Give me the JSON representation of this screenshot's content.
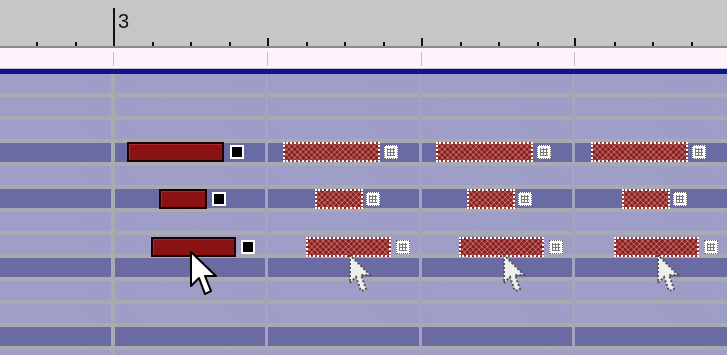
{
  "ruler": {
    "bar_label": "3"
  },
  "cursor_icon": "mouse-pointer-icon",
  "ghost_cursor_icon": "dotted-mouse-pointer-icon",
  "colors": {
    "ruler_bg": "#c6c6c6",
    "header_strip": "#fdf3fb",
    "top_line": "#0c1590",
    "row_inactive": "#9b9bc6",
    "row_active": "#6a6ba3",
    "note_fill": "#8b1212",
    "note_border": "#1a0000"
  }
}
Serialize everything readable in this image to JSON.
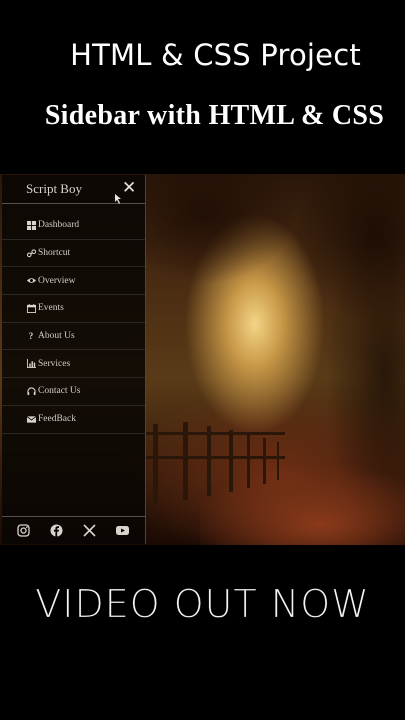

· · ·

• [GIVEN TASK]
Print all of the entries word for word. Skip any images they contain.

• [EXERCISE OUTPUT]
Give me the JSON representation of this screenshot's content.
{
  "ruler": {
    "bar_label": "3"
  },
  "cursor_icon": "mouse-pointer-icon",
  "ghost_cursor_icon": "dotted-mouse-pointer-icon",
  "colors": {
    "ruler_bg": "#c6c6c6",
    "header_strip": "#fdf3fb",
    "top_line": "#0c1590",
    "row_inactive": "#9b9bc6",
    "row_active": "#6a6ba3",
    "note_fill": "#8b1212",
    "note_border": "#1a0000"
  }
}
Serialize everything readable in this image to JSON.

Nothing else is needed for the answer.